→ **What the exercise asks**
Gather up every line from the entries below that uses the word "control".

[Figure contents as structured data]
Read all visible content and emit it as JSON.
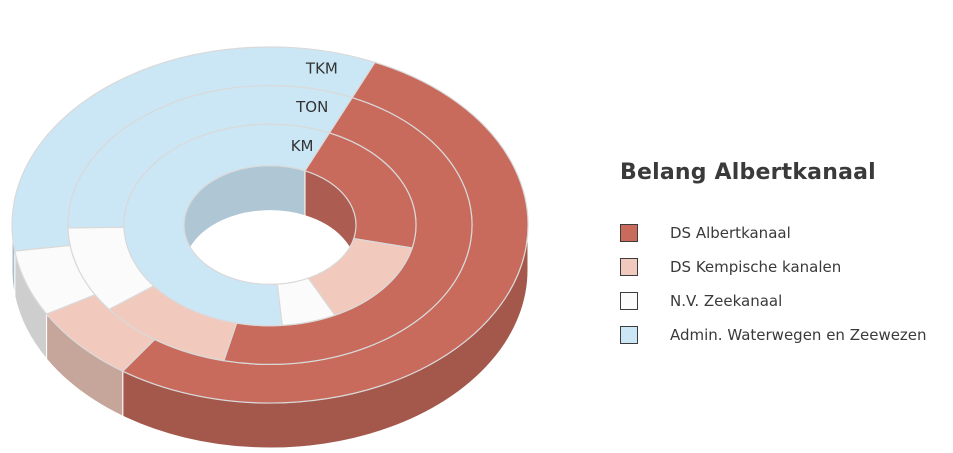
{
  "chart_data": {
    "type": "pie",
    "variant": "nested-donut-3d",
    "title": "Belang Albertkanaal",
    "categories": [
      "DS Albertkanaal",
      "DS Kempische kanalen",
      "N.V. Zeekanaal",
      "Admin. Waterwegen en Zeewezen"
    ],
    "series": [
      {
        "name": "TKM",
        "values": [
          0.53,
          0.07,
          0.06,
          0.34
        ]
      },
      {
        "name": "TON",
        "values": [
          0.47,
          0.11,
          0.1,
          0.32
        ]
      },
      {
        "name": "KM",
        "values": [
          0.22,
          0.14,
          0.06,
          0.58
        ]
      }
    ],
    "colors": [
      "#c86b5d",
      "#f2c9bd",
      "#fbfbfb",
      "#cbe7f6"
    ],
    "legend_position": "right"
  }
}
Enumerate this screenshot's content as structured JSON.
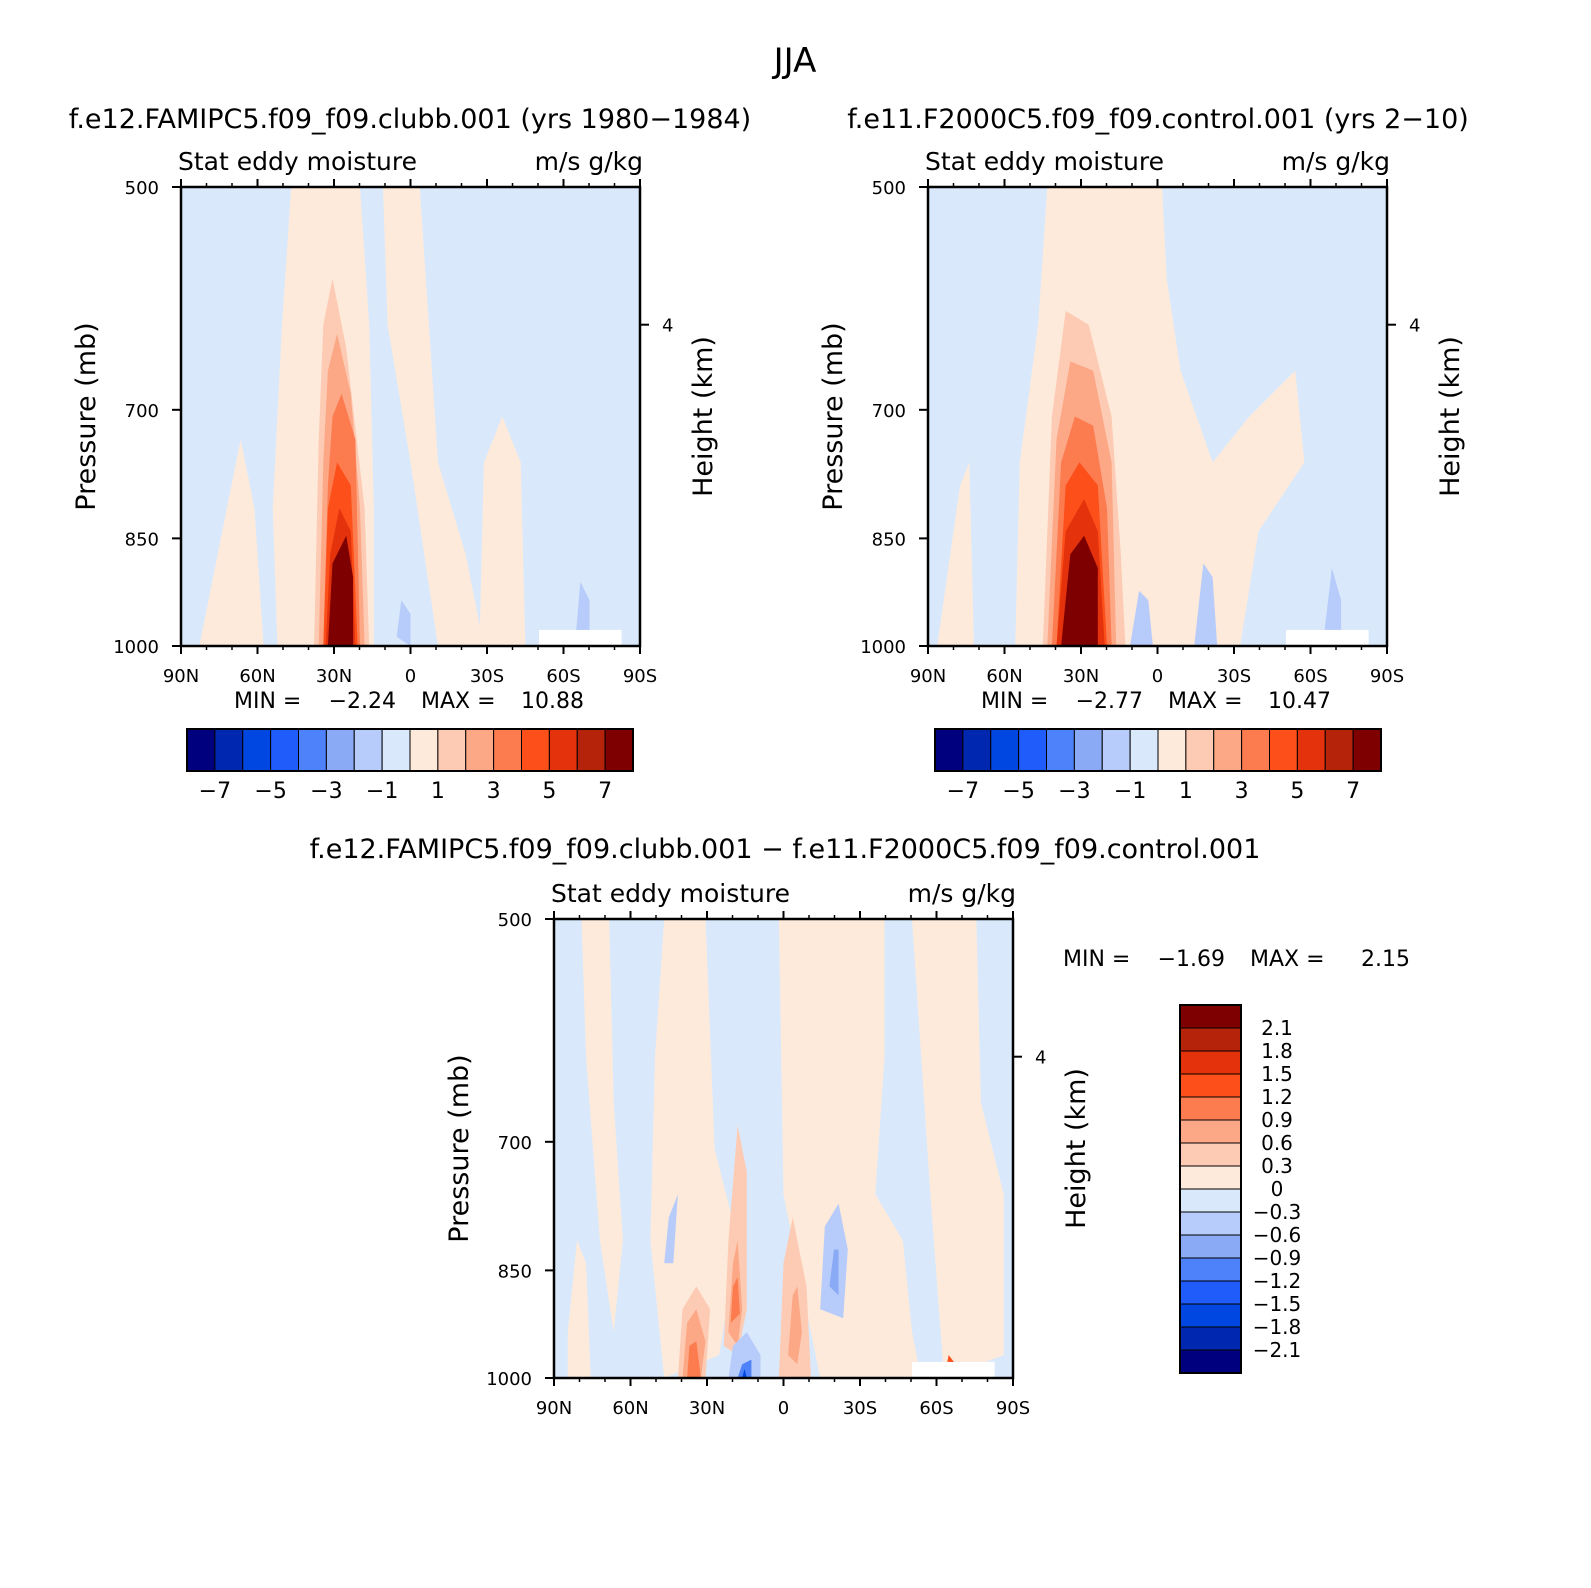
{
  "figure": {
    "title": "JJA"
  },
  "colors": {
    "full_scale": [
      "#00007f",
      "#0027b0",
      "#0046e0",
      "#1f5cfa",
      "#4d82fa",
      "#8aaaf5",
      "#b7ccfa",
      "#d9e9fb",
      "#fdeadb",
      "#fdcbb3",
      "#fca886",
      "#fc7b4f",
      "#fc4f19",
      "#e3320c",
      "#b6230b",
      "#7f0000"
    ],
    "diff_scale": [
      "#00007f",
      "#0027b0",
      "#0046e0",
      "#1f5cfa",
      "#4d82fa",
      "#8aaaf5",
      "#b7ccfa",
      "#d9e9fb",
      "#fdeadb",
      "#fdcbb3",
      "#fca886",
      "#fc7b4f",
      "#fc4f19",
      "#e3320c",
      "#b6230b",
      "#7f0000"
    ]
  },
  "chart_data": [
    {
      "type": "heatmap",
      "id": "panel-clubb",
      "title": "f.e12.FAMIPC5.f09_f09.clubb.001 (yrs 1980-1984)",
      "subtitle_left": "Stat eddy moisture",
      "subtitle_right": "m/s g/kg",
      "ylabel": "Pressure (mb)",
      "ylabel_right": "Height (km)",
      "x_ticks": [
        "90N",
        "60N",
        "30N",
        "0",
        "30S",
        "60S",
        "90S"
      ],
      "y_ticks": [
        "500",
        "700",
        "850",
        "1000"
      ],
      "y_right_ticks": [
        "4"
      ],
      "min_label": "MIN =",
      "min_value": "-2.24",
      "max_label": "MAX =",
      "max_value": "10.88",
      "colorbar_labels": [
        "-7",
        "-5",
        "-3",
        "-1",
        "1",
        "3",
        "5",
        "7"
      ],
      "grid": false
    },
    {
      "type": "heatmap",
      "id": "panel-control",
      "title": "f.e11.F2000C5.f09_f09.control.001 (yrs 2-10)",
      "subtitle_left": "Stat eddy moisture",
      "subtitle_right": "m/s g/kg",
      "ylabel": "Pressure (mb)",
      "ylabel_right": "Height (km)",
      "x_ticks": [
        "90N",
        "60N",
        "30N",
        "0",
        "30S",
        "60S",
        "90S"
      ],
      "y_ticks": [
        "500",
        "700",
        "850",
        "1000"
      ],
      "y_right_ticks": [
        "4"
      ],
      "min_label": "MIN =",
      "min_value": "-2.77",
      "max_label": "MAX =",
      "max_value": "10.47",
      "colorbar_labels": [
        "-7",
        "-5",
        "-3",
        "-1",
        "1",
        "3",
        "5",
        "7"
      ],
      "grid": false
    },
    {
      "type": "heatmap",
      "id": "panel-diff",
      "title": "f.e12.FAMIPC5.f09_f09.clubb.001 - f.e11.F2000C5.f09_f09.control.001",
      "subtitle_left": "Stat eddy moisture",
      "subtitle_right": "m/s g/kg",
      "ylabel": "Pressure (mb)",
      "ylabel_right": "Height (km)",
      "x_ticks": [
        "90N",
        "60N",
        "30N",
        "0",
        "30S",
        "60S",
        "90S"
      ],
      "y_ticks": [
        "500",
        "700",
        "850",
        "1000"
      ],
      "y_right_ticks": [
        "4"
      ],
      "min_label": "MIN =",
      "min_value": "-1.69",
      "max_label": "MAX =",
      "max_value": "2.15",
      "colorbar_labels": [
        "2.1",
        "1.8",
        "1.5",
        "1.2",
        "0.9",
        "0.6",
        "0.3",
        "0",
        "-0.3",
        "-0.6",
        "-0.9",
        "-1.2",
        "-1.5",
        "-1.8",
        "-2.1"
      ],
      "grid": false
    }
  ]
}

→ **Answer to the problem**
      "id": "panel-control",
      "title": "f.e11.F2000C5.f09_f09.control.001 (yrs 2-10)",
      "title": "f.e12.FAMIPC5.f09_f09.clubb.001 - f.e11.F2000C5.f09_f09.control.001",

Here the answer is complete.